━━━ THE INPUT

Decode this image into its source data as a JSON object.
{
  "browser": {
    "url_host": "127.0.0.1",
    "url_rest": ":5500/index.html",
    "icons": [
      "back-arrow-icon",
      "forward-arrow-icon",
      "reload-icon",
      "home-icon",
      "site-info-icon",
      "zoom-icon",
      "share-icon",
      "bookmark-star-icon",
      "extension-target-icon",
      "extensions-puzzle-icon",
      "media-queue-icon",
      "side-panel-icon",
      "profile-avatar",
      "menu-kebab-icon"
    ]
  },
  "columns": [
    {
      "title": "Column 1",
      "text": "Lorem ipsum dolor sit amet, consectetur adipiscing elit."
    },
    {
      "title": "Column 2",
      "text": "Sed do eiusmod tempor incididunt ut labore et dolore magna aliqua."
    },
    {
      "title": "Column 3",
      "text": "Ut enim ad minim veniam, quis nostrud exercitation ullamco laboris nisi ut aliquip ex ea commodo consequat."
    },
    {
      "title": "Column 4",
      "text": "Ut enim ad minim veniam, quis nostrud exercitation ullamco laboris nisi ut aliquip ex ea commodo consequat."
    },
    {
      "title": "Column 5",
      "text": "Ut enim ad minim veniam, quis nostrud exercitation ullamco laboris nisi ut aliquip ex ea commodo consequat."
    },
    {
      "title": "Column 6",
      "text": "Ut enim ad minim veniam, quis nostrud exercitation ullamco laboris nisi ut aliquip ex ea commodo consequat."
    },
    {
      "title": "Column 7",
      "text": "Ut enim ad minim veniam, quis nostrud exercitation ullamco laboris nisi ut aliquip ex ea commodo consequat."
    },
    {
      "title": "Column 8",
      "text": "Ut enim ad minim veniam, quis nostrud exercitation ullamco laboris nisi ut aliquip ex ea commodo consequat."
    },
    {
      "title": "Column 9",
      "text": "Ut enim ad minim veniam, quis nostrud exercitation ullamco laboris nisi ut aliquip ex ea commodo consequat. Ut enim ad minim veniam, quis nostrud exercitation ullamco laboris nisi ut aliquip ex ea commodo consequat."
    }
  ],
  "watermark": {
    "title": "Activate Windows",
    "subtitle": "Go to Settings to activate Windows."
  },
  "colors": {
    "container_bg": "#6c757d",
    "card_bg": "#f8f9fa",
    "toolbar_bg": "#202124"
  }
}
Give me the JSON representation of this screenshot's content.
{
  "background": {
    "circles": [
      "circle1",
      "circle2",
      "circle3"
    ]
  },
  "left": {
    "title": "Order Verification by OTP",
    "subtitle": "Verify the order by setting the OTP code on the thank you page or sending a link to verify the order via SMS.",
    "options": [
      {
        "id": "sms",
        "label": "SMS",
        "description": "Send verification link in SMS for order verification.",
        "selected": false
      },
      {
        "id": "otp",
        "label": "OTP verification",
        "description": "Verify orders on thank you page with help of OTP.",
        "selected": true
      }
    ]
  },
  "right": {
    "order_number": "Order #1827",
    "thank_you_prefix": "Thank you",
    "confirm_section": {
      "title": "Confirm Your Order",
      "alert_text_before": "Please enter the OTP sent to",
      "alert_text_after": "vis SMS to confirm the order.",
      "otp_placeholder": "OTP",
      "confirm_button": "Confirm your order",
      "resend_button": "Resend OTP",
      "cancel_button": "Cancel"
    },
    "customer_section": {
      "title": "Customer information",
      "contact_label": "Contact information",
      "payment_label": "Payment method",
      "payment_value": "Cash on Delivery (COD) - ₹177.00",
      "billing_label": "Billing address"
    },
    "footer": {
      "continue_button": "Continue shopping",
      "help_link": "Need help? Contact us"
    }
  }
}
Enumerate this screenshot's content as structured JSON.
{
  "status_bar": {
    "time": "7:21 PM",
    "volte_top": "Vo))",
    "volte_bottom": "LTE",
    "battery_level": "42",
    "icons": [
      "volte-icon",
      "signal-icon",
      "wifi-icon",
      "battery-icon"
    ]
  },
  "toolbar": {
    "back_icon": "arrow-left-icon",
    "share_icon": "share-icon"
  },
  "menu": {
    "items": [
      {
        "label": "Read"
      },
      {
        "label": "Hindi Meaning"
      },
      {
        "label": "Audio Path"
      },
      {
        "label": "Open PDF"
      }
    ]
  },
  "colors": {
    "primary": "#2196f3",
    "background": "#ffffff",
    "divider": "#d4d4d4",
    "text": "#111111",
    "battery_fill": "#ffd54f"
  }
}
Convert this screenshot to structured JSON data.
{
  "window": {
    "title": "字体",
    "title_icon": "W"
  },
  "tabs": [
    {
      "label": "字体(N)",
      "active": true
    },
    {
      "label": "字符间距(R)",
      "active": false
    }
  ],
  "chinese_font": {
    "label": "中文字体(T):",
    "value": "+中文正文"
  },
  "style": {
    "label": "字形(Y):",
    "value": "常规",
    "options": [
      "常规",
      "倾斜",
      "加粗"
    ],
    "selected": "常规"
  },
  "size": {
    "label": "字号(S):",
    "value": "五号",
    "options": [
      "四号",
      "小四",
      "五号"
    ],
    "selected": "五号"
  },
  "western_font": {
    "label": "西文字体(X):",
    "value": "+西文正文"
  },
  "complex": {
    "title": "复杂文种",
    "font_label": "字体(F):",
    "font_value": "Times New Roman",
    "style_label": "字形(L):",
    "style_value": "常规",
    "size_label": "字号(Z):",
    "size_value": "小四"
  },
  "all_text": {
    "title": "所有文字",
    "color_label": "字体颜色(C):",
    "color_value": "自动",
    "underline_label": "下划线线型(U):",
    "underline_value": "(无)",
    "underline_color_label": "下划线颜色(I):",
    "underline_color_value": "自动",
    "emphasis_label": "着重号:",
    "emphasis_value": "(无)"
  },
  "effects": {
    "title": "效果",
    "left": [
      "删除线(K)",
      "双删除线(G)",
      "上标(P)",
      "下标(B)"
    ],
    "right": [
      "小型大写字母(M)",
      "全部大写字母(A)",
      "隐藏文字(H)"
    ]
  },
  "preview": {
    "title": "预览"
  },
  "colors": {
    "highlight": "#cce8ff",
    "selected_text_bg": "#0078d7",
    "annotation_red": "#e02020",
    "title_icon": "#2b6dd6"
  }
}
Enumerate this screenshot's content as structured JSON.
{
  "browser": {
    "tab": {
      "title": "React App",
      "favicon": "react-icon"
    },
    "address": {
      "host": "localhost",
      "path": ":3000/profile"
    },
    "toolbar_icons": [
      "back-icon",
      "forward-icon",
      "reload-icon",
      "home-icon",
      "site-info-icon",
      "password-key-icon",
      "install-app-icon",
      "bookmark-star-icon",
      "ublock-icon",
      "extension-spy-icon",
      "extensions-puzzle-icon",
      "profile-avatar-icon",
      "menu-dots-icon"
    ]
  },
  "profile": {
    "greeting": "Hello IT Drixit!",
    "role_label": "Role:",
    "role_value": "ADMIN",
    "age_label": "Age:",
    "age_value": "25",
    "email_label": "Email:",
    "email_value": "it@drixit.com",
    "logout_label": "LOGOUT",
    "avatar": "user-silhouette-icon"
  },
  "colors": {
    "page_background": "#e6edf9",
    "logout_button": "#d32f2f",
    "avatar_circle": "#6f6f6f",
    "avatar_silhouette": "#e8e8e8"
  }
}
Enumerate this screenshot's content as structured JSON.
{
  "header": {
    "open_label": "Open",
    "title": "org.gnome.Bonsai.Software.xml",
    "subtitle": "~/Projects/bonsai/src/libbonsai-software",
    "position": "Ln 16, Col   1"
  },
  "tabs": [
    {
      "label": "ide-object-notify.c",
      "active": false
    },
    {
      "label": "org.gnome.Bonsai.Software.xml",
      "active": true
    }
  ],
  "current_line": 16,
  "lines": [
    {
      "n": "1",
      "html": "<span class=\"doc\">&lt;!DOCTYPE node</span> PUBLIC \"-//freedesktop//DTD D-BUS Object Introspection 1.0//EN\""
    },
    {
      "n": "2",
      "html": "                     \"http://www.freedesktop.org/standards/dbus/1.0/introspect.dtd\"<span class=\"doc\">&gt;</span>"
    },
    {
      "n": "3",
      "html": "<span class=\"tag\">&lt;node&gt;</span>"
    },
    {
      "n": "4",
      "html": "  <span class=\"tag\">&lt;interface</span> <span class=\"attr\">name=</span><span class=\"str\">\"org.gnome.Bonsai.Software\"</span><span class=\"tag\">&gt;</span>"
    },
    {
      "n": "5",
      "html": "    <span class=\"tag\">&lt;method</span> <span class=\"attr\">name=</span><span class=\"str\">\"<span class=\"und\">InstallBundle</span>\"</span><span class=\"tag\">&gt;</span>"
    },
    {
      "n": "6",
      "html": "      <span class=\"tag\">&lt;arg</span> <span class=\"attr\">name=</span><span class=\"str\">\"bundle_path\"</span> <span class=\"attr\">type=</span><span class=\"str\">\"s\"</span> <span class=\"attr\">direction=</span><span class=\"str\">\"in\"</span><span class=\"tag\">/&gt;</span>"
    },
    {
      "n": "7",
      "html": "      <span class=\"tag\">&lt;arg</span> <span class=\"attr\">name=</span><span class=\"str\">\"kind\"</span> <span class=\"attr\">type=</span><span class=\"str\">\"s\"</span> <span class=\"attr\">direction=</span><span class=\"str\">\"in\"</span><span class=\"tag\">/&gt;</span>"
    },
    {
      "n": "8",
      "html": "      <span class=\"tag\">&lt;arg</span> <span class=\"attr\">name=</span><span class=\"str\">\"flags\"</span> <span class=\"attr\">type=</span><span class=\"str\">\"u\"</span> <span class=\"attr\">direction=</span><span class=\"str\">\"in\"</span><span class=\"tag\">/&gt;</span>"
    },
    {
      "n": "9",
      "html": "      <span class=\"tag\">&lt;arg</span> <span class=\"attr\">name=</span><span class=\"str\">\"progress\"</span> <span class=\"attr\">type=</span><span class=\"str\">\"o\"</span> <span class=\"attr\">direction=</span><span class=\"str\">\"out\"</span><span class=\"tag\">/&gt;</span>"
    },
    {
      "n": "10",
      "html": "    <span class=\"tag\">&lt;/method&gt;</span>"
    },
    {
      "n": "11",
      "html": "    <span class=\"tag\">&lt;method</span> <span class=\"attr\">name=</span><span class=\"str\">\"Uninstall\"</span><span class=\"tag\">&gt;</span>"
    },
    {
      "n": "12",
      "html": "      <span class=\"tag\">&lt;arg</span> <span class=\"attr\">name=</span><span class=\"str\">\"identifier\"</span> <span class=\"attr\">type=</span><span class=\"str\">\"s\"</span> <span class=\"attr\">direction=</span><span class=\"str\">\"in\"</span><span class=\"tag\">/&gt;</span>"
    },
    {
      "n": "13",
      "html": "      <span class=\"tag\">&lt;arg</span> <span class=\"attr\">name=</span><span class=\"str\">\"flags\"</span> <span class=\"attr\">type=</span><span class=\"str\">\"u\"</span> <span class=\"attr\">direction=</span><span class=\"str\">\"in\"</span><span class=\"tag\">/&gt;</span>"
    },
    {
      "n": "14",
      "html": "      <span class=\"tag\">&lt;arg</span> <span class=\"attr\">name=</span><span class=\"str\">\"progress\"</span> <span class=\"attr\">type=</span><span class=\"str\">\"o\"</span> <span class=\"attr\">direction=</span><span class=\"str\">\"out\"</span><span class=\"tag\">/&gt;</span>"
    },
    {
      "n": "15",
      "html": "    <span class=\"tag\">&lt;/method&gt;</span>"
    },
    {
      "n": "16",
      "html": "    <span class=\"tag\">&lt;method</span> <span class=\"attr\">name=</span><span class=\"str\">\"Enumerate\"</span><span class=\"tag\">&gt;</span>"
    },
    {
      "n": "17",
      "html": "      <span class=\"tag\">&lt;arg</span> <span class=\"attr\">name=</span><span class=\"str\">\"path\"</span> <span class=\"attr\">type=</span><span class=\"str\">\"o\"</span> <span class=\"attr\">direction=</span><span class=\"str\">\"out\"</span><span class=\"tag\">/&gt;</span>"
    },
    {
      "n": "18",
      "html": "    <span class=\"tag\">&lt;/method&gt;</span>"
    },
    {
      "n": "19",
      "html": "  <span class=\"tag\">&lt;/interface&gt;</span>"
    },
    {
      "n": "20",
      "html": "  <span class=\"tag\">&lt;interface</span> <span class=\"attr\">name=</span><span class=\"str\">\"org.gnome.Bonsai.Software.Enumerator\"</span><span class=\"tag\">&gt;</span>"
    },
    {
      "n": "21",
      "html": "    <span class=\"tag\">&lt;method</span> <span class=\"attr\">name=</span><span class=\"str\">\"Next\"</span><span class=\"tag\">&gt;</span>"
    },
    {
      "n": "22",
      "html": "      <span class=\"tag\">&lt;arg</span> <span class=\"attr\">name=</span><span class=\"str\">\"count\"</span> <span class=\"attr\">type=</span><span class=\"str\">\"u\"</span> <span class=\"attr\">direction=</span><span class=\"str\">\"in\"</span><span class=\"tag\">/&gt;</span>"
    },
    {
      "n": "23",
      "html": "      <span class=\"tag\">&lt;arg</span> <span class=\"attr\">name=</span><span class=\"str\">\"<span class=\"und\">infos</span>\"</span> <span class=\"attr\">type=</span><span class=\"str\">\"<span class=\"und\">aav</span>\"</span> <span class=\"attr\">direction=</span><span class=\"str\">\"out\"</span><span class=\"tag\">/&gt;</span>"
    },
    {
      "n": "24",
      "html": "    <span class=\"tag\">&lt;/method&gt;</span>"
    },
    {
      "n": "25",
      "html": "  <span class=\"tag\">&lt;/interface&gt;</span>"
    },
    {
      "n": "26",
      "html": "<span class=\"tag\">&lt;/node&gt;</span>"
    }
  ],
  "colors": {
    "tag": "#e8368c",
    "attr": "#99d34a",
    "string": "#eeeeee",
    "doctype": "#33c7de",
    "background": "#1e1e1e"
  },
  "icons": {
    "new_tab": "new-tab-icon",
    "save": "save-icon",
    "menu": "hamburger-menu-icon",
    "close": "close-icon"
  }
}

━━━━━━

[DESCRIPTION OF THE TASK] Using the listing above, show every line that includes the string "Verify".

[RESULT OF THIS TASK]
    "subtitle": "Verify the order by setting the OTP code on the thank you page or sending a link to verify the order via SMS.",
        "description": "Verify orders on thank you page with help of OTP.",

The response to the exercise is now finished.